▸ **REQUEST**
Copy out all of the data exactly as it appears.

Dataset entries on figures
* BEGIN *

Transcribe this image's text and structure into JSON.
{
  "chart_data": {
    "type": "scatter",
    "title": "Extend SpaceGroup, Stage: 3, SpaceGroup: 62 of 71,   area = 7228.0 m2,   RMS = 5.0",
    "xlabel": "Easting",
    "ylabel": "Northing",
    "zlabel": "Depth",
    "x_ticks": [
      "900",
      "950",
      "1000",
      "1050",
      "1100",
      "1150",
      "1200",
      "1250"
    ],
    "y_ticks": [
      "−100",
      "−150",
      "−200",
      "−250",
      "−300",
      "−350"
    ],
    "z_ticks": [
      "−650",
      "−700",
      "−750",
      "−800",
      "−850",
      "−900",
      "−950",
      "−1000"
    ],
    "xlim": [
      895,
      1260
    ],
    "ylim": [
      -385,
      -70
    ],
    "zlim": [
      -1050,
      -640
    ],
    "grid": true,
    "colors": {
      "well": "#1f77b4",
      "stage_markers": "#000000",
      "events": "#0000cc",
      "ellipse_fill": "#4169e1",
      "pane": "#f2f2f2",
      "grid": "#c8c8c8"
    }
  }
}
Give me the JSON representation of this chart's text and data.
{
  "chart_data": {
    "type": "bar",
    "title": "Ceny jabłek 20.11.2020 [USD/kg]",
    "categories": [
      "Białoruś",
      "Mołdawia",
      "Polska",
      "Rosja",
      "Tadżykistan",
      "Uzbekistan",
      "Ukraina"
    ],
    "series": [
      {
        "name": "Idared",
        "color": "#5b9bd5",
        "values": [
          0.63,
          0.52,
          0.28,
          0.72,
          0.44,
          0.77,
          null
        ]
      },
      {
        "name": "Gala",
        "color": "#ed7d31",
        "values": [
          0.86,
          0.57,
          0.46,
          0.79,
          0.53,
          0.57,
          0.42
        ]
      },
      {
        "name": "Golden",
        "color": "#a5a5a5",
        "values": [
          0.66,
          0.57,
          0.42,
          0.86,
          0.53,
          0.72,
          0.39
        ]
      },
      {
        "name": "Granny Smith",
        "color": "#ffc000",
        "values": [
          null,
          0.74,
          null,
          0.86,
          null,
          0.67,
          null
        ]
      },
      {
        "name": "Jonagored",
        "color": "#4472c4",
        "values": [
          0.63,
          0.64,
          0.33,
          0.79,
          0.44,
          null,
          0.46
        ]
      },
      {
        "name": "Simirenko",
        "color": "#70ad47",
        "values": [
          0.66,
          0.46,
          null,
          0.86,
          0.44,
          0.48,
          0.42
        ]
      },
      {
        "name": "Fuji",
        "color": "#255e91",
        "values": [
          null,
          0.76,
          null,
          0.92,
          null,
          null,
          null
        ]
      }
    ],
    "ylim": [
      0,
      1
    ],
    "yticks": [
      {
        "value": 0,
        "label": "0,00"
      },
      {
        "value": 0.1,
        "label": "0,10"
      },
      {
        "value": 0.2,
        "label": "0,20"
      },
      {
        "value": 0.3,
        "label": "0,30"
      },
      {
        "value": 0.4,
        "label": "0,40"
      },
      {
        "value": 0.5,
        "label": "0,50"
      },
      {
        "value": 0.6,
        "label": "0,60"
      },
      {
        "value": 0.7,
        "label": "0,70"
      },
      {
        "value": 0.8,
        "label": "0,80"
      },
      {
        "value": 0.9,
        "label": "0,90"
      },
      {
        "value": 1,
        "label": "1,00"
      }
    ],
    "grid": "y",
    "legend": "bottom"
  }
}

* END *

▸ **TASK RESULT**
Transcribe this image's text and structure into JSON.
{
  "chart_data": {
    "type": "scatter",
    "title": "Extend SpaceGroup, Stage: 3, SpaceGroup: 62 of 71,   area = 7228.0 m2,   RMS = 5.0",
    "xlabel": "Easting",
    "ylabel": "Northing",
    "zlabel": "Depth",
    "x_ticks": [
      "900",
      "950",
      "1000",
      "1050",
      "1100",
      "1150",
      "1200",
      "1250"
    ],
    "y_ticks": [
      "−100",
      "−150",
      "−200",
      "−250",
      "−300",
      "−350"
    ],
    "z_ticks": [
      "−650",
      "−700",
      "−750",
      "−800",
      "−850",
      "−900",
      "−950",
      "−1000"
    ],
    "xlim": [
      895,
      1260
    ],
    "ylim": [
      -385,
      -70
    ],
    "zlim": [
      -1050,
      -640
    ],
    "grid": true,
    "colors": {
      "well": "#1f77b4",
      "stage_markers": "#000000",
      "events": "#0000cc",
      "ellipse_fill": "#4169e1",
      "pane": "#f2f2f2",
      "grid": "#c8c8c8"
    }
  }
}
Give me the JSON representation of this chart's text and data.
{
  "chart_data": {
    "type": "bar",
    "title": "Ceny jabłek 20.11.2020 [USD/kg]",
    "categories": [
      "Białoruś",
      "Mołdawia",
      "Polska",
      "Rosja",
      "Tadżykistan",
      "Uzbekistan",
      "Ukraina"
    ],
    "series": [
      {
        "name": "Idared",
        "color": "#5b9bd5",
        "values": [
          0.63,
          0.52,
          0.28,
          0.72,
          0.44,
          0.77,
          null
        ]
      },
      {
        "name": "Gala",
        "color": "#ed7d31",
        "values": [
          0.86,
          0.57,
          0.46,
          0.79,
          0.53,
          0.57,
          0.42
        ]
      },
      {
        "name": "Golden",
        "color": "#a5a5a5",
        "values": [
          0.66,
          0.57,
          0.42,
          0.86,
          0.53,
          0.72,
          0.39
        ]
      },
      {
        "name": "Granny Smith",
        "color": "#ffc000",
        "values": [
          null,
          0.74,
          null,
          0.86,
          null,
          0.67,
          null
        ]
      },
      {
        "name": "Jonagored",
        "color": "#4472c4",
        "values": [
          0.63,
          0.64,
          0.33,
          0.79,
          0.44,
          null,
          0.46
        ]
      },
      {
        "name": "Simirenko",
        "color": "#70ad47",
        "values": [
          0.66,
          0.46,
          null,
          0.86,
          0.44,
          0.48,
          0.42
        ]
      },
      {
        "name": "Fuji",
        "color": "#255e91",
        "values": [
          null,
          0.76,
          null,
          0.92,
          null,
          null,
          null
        ]
      }
    ],
    "ylim": [
      0,
      1
    ],
    "yticks": [
      {
        "value": 0,
        "label": "0,00"
      },
      {
        "value": 0.1,
        "label": "0,10"
      },
      {
        "value": 0.2,
        "label": "0,20"
      },
      {
        "value": 0.3,
        "label": "0,30"
      },
      {
        "value": 0.4,
        "label": "0,40"
      },
      {
        "value": 0.5,
        "label": "0,50"
      },
      {
        "value": 0.6,
        "label": "0,60"
      },
      {
        "value": 0.7,
        "label": "0,70"
      },
      {
        "value": 0.8,
        "label": "0,80"
      },
      {
        "value": 0.9,
        "label": "0,90"
      },
      {
        "value": 1,
        "label": "1,00"
      }
    ],
    "grid": "y",
    "legend": "bottom"
  }
}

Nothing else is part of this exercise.